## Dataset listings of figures
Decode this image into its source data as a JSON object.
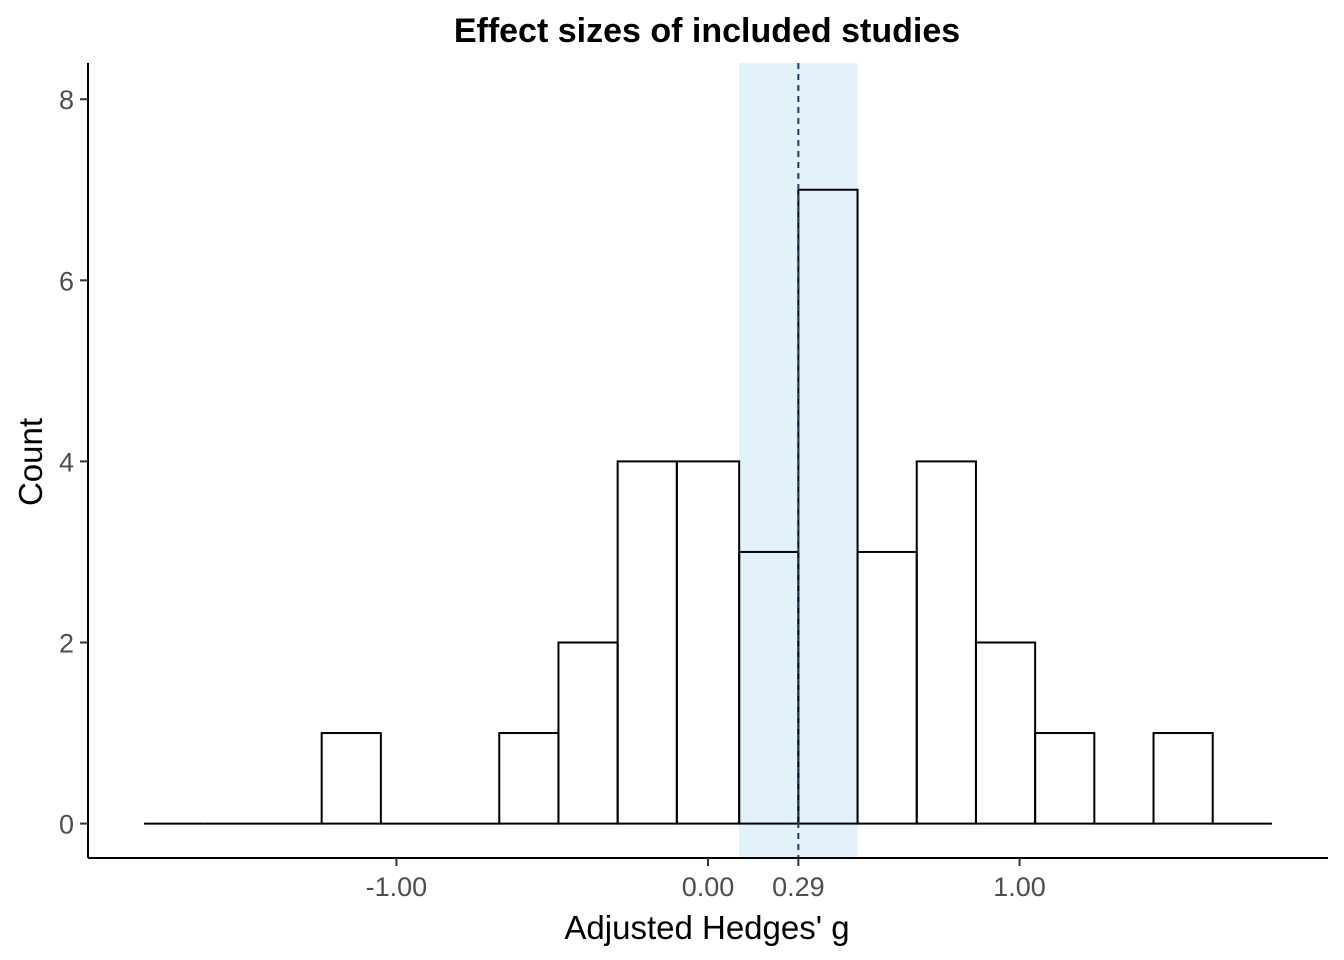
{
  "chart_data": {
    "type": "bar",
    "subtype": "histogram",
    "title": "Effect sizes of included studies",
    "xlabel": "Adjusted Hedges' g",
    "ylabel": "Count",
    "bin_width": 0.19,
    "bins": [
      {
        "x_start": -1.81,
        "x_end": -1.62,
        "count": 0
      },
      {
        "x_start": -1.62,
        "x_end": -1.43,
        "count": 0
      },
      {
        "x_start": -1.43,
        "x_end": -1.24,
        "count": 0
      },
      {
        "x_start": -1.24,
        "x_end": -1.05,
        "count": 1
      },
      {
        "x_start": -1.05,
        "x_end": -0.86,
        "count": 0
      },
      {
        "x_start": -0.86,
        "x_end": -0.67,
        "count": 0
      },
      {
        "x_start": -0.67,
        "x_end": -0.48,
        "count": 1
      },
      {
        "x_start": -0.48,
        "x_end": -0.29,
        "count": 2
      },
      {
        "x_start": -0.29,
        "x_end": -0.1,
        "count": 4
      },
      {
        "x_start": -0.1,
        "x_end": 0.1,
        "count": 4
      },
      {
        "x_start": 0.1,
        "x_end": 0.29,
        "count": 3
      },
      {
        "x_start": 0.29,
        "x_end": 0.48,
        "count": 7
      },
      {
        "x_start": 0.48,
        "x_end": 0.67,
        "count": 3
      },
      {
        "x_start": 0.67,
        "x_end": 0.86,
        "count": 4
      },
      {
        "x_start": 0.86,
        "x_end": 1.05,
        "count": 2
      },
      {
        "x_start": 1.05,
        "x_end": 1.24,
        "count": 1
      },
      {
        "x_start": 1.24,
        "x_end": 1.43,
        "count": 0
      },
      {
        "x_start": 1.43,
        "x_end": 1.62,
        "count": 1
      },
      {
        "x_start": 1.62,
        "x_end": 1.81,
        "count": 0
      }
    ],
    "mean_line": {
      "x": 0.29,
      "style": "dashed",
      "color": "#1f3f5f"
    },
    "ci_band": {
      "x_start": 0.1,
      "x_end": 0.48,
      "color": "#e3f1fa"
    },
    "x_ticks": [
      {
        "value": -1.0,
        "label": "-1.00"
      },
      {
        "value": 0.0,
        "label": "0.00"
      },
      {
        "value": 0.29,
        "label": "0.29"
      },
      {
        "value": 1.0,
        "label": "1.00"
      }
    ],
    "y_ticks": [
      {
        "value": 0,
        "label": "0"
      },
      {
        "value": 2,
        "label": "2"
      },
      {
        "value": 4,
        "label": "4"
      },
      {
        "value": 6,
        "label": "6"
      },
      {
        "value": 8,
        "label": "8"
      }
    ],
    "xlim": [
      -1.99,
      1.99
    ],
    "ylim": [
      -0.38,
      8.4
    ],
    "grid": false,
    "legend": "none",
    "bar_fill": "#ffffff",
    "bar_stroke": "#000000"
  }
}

## WHAT IS NEEDED
Make an exact copy of the records shown above, without the pictures.

## ANSWER TO THIS TASK
Decode this image into its source data as a JSON object.
{
  "chart_data": {
    "type": "bar",
    "subtype": "histogram",
    "title": "Effect sizes of included studies",
    "xlabel": "Adjusted Hedges' g",
    "ylabel": "Count",
    "bin_width": 0.19,
    "bins": [
      {
        "x_start": -1.81,
        "x_end": -1.62,
        "count": 0
      },
      {
        "x_start": -1.62,
        "x_end": -1.43,
        "count": 0
      },
      {
        "x_start": -1.43,
        "x_end": -1.24,
        "count": 0
      },
      {
        "x_start": -1.24,
        "x_end": -1.05,
        "count": 1
      },
      {
        "x_start": -1.05,
        "x_end": -0.86,
        "count": 0
      },
      {
        "x_start": -0.86,
        "x_end": -0.67,
        "count": 0
      },
      {
        "x_start": -0.67,
        "x_end": -0.48,
        "count": 1
      },
      {
        "x_start": -0.48,
        "x_end": -0.29,
        "count": 2
      },
      {
        "x_start": -0.29,
        "x_end": -0.1,
        "count": 4
      },
      {
        "x_start": -0.1,
        "x_end": 0.1,
        "count": 4
      },
      {
        "x_start": 0.1,
        "x_end": 0.29,
        "count": 3
      },
      {
        "x_start": 0.29,
        "x_end": 0.48,
        "count": 7
      },
      {
        "x_start": 0.48,
        "x_end": 0.67,
        "count": 3
      },
      {
        "x_start": 0.67,
        "x_end": 0.86,
        "count": 4
      },
      {
        "x_start": 0.86,
        "x_end": 1.05,
        "count": 2
      },
      {
        "x_start": 1.05,
        "x_end": 1.24,
        "count": 1
      },
      {
        "x_start": 1.24,
        "x_end": 1.43,
        "count": 0
      },
      {
        "x_start": 1.43,
        "x_end": 1.62,
        "count": 1
      },
      {
        "x_start": 1.62,
        "x_end": 1.81,
        "count": 0
      }
    ],
    "mean_line": {
      "x": 0.29,
      "style": "dashed",
      "color": "#1f3f5f"
    },
    "ci_band": {
      "x_start": 0.1,
      "x_end": 0.48,
      "color": "#e3f1fa"
    },
    "x_ticks": [
      {
        "value": -1.0,
        "label": "-1.00"
      },
      {
        "value": 0.0,
        "label": "0.00"
      },
      {
        "value": 0.29,
        "label": "0.29"
      },
      {
        "value": 1.0,
        "label": "1.00"
      }
    ],
    "y_ticks": [
      {
        "value": 0,
        "label": "0"
      },
      {
        "value": 2,
        "label": "2"
      },
      {
        "value": 4,
        "label": "4"
      },
      {
        "value": 6,
        "label": "6"
      },
      {
        "value": 8,
        "label": "8"
      }
    ],
    "xlim": [
      -1.99,
      1.99
    ],
    "ylim": [
      -0.38,
      8.4
    ],
    "grid": false,
    "legend": "none",
    "bar_fill": "#ffffff",
    "bar_stroke": "#000000"
  }
}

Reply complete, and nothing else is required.